■ REQUIREMENT
Your task is to restate the data word for word.

##### DATA RECORDS #####

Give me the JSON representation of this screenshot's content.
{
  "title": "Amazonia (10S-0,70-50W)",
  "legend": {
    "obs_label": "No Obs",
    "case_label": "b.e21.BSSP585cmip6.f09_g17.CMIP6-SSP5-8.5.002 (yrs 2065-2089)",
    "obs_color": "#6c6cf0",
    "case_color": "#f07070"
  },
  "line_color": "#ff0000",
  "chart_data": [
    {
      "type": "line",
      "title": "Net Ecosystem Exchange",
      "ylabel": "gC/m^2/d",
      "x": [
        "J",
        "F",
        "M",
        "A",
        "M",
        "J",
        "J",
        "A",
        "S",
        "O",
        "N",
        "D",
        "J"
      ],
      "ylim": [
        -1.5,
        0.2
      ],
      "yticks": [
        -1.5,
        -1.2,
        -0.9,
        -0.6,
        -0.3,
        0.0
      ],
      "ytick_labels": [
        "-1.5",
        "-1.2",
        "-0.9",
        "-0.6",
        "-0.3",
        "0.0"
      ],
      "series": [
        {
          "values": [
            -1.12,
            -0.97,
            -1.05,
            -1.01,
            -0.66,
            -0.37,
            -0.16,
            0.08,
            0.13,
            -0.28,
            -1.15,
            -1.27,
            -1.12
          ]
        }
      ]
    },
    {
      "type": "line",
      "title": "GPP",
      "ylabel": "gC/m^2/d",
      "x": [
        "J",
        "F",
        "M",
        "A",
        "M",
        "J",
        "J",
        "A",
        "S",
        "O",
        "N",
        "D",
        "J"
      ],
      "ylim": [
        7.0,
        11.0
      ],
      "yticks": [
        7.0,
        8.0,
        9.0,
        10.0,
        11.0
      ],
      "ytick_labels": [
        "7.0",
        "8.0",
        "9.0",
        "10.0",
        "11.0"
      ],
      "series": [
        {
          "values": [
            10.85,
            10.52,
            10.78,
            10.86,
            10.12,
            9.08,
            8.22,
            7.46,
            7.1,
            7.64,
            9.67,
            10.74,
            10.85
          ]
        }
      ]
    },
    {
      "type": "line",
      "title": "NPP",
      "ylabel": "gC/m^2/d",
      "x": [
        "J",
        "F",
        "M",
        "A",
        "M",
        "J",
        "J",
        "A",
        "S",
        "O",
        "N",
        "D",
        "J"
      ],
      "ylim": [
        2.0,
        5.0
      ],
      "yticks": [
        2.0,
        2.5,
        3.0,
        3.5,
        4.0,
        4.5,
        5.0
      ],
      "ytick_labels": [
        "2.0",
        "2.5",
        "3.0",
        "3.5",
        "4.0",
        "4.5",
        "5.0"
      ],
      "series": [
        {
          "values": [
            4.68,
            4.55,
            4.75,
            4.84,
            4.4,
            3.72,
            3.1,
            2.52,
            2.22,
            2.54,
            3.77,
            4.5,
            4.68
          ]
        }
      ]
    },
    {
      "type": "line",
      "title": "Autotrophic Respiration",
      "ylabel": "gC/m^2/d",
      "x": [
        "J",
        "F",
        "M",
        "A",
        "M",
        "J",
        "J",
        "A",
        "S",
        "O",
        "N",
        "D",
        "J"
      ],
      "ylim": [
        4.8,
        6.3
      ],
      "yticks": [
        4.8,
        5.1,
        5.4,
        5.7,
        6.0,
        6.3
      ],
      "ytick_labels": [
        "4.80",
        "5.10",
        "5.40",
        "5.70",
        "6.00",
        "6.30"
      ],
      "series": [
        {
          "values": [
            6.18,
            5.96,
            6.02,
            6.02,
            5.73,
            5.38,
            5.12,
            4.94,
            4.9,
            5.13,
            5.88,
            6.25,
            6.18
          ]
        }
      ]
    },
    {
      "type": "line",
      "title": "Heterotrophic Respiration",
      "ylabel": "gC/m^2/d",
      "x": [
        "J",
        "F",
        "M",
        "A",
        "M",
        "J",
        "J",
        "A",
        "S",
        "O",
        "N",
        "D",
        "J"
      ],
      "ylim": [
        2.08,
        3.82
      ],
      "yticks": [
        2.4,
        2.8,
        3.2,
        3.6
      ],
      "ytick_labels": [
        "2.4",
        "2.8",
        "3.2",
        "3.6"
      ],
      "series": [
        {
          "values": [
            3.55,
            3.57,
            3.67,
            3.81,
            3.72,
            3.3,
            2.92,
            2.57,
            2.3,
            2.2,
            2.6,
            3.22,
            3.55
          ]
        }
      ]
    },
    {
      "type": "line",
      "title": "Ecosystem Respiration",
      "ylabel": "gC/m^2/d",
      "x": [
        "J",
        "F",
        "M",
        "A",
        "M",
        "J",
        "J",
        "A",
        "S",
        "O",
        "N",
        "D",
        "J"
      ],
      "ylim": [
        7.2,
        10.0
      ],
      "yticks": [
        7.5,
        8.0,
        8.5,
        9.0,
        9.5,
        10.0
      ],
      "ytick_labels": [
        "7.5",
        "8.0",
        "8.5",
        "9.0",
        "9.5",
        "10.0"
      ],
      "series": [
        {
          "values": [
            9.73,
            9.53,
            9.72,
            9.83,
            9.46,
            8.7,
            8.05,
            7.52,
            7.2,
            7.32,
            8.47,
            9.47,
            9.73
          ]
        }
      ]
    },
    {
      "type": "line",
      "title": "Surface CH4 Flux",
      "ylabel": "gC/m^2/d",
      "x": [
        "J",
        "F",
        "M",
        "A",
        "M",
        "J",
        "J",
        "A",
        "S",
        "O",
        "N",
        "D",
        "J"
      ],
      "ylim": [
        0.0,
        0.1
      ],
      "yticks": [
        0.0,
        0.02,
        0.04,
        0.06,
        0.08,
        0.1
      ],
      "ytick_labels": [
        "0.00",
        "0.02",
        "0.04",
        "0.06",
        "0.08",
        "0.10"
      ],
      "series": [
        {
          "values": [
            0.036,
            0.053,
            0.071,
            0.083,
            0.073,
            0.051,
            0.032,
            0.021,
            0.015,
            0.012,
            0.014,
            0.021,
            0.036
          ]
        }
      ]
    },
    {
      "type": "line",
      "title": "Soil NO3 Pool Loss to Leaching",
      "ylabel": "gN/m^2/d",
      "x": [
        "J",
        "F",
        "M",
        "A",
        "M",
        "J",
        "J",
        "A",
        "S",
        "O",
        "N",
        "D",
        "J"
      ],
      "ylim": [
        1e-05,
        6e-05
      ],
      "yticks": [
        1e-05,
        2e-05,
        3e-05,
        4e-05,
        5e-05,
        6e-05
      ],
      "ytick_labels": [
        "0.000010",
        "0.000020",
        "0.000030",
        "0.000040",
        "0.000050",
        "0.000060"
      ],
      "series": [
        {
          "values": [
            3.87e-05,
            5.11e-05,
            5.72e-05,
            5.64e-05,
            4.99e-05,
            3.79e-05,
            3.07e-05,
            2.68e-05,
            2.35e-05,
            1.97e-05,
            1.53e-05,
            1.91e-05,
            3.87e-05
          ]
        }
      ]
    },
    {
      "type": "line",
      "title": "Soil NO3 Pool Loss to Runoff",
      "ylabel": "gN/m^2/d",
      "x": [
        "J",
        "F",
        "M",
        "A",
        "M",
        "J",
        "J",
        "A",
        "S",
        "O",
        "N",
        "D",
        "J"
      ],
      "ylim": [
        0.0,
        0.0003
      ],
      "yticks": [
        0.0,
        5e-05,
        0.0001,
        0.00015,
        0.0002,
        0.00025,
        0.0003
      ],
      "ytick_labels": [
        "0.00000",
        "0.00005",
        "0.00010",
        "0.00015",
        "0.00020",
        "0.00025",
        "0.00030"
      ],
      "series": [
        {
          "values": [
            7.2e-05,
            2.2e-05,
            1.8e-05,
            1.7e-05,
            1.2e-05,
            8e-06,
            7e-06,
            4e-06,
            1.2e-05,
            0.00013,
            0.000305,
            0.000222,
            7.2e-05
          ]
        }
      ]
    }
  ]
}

#####

■ COMPLETED TASK
Give me the JSON representation of this screenshot's content.
{
  "title": "Amazonia (10S-0,70-50W)",
  "legend": {
    "obs_label": "No Obs",
    "case_label": "b.e21.BSSP585cmip6.f09_g17.CMIP6-SSP5-8.5.002 (yrs 2065-2089)",
    "obs_color": "#6c6cf0",
    "case_color": "#f07070"
  },
  "line_color": "#ff0000",
  "chart_data": [
    {
      "type": "line",
      "title": "Net Ecosystem Exchange",
      "ylabel": "gC/m^2/d",
      "x": [
        "J",
        "F",
        "M",
        "A",
        "M",
        "J",
        "J",
        "A",
        "S",
        "O",
        "N",
        "D",
        "J"
      ],
      "ylim": [
        -1.5,
        0.2
      ],
      "yticks": [
        -1.5,
        -1.2,
        -0.9,
        -0.6,
        -0.3,
        0.0
      ],
      "ytick_labels": [
        "-1.5",
        "-1.2",
        "-0.9",
        "-0.6",
        "-0.3",
        "0.0"
      ],
      "series": [
        {
          "values": [
            -1.12,
            -0.97,
            -1.05,
            -1.01,
            -0.66,
            -0.37,
            -0.16,
            0.08,
            0.13,
            -0.28,
            -1.15,
            -1.27,
            -1.12
          ]
        }
      ]
    },
    {
      "type": "line",
      "title": "GPP",
      "ylabel": "gC/m^2/d",
      "x": [
        "J",
        "F",
        "M",
        "A",
        "M",
        "J",
        "J",
        "A",
        "S",
        "O",
        "N",
        "D",
        "J"
      ],
      "ylim": [
        7.0,
        11.0
      ],
      "yticks": [
        7.0,
        8.0,
        9.0,
        10.0,
        11.0
      ],
      "ytick_labels": [
        "7.0",
        "8.0",
        "9.0",
        "10.0",
        "11.0"
      ],
      "series": [
        {
          "values": [
            10.85,
            10.52,
            10.78,
            10.86,
            10.12,
            9.08,
            8.22,
            7.46,
            7.1,
            7.64,
            9.67,
            10.74,
            10.85
          ]
        }
      ]
    },
    {
      "type": "line",
      "title": "NPP",
      "ylabel": "gC/m^2/d",
      "x": [
        "J",
        "F",
        "M",
        "A",
        "M",
        "J",
        "J",
        "A",
        "S",
        "O",
        "N",
        "D",
        "J"
      ],
      "ylim": [
        2.0,
        5.0
      ],
      "yticks": [
        2.0,
        2.5,
        3.0,
        3.5,
        4.0,
        4.5,
        5.0
      ],
      "ytick_labels": [
        "2.0",
        "2.5",
        "3.0",
        "3.5",
        "4.0",
        "4.5",
        "5.0"
      ],
      "series": [
        {
          "values": [
            4.68,
            4.55,
            4.75,
            4.84,
            4.4,
            3.72,
            3.1,
            2.52,
            2.22,
            2.54,
            3.77,
            4.5,
            4.68
          ]
        }
      ]
    },
    {
      "type": "line",
      "title": "Autotrophic Respiration",
      "ylabel": "gC/m^2/d",
      "x": [
        "J",
        "F",
        "M",
        "A",
        "M",
        "J",
        "J",
        "A",
        "S",
        "O",
        "N",
        "D",
        "J"
      ],
      "ylim": [
        4.8,
        6.3
      ],
      "yticks": [
        4.8,
        5.1,
        5.4,
        5.7,
        6.0,
        6.3
      ],
      "ytick_labels": [
        "4.80",
        "5.10",
        "5.40",
        "5.70",
        "6.00",
        "6.30"
      ],
      "series": [
        {
          "values": [
            6.18,
            5.96,
            6.02,
            6.02,
            5.73,
            5.38,
            5.12,
            4.94,
            4.9,
            5.13,
            5.88,
            6.25,
            6.18
          ]
        }
      ]
    },
    {
      "type": "line",
      "title": "Heterotrophic Respiration",
      "ylabel": "gC/m^2/d",
      "x": [
        "J",
        "F",
        "M",
        "A",
        "M",
        "J",
        "J",
        "A",
        "S",
        "O",
        "N",
        "D",
        "J"
      ],
      "ylim": [
        2.08,
        3.82
      ],
      "yticks": [
        2.4,
        2.8,
        3.2,
        3.6
      ],
      "ytick_labels": [
        "2.4",
        "2.8",
        "3.2",
        "3.6"
      ],
      "series": [
        {
          "values": [
            3.55,
            3.57,
            3.67,
            3.81,
            3.72,
            3.3,
            2.92,
            2.57,
            2.3,
            2.2,
            2.6,
            3.22,
            3.55
          ]
        }
      ]
    },
    {
      "type": "line",
      "title": "Ecosystem Respiration",
      "ylabel": "gC/m^2/d",
      "x": [
        "J",
        "F",
        "M",
        "A",
        "M",
        "J",
        "J",
        "A",
        "S",
        "O",
        "N",
        "D",
        "J"
      ],
      "ylim": [
        7.2,
        10.0
      ],
      "yticks": [
        7.5,
        8.0,
        8.5,
        9.0,
        9.5,
        10.0
      ],
      "ytick_labels": [
        "7.5",
        "8.0",
        "8.5",
        "9.0",
        "9.5",
        "10.0"
      ],
      "series": [
        {
          "values": [
            9.73,
            9.53,
            9.72,
            9.83,
            9.46,
            8.7,
            8.05,
            7.52,
            7.2,
            7.32,
            8.47,
            9.47,
            9.73
          ]
        }
      ]
    },
    {
      "type": "line",
      "title": "Surface CH4 Flux",
      "ylabel": "gC/m^2/d",
      "x": [
        "J",
        "F",
        "M",
        "A",
        "M",
        "J",
        "J",
        "A",
        "S",
        "O",
        "N",
        "D",
        "J"
      ],
      "ylim": [
        0.0,
        0.1
      ],
      "yticks": [
        0.0,
        0.02,
        0.04,
        0.06,
        0.08,
        0.1
      ],
      "ytick_labels": [
        "0.00",
        "0.02",
        "0.04",
        "0.06",
        "0.08",
        "0.10"
      ],
      "series": [
        {
          "values": [
            0.036,
            0.053,
            0.071,
            0.083,
            0.073,
            0.051,
            0.032,
            0.021,
            0.015,
            0.012,
            0.014,
            0.021,
            0.036
          ]
        }
      ]
    },
    {
      "type": "line",
      "title": "Soil NO3 Pool Loss to Leaching",
      "ylabel": "gN/m^2/d",
      "x": [
        "J",
        "F",
        "M",
        "A",
        "M",
        "J",
        "J",
        "A",
        "S",
        "O",
        "N",
        "D",
        "J"
      ],
      "ylim": [
        1e-05,
        6e-05
      ],
      "yticks": [
        1e-05,
        2e-05,
        3e-05,
        4e-05,
        5e-05,
        6e-05
      ],
      "ytick_labels": [
        "0.000010",
        "0.000020",
        "0.000030",
        "0.000040",
        "0.000050",
        "0.000060"
      ],
      "series": [
        {
          "values": [
            3.87e-05,
            5.11e-05,
            5.72e-05,
            5.64e-05,
            4.99e-05,
            3.79e-05,
            3.07e-05,
            2.68e-05,
            2.35e-05,
            1.97e-05,
            1.53e-05,
            1.91e-05,
            3.87e-05
          ]
        }
      ]
    },
    {
      "type": "line",
      "title": "Soil NO3 Pool Loss to Runoff",
      "ylabel": "gN/m^2/d",
      "x": [
        "J",
        "F",
        "M",
        "A",
        "M",
        "J",
        "J",
        "A",
        "S",
        "O",
        "N",
        "D",
        "J"
      ],
      "ylim": [
        0.0,
        0.0003
      ],
      "yticks": [
        0.0,
        5e-05,
        0.0001,
        0.00015,
        0.0002,
        0.00025,
        0.0003
      ],
      "ytick_labels": [
        "0.00000",
        "0.00005",
        "0.00010",
        "0.00015",
        "0.00020",
        "0.00025",
        "0.00030"
      ],
      "series": [
        {
          "values": [
            7.2e-05,
            2.2e-05,
            1.8e-05,
            1.7e-05,
            1.2e-05,
            8e-06,
            7e-06,
            4e-06,
            1.2e-05,
            0.00013,
            0.000305,
            0.000222,
            7.2e-05
          ]
        }
      ]
    }
  ]
}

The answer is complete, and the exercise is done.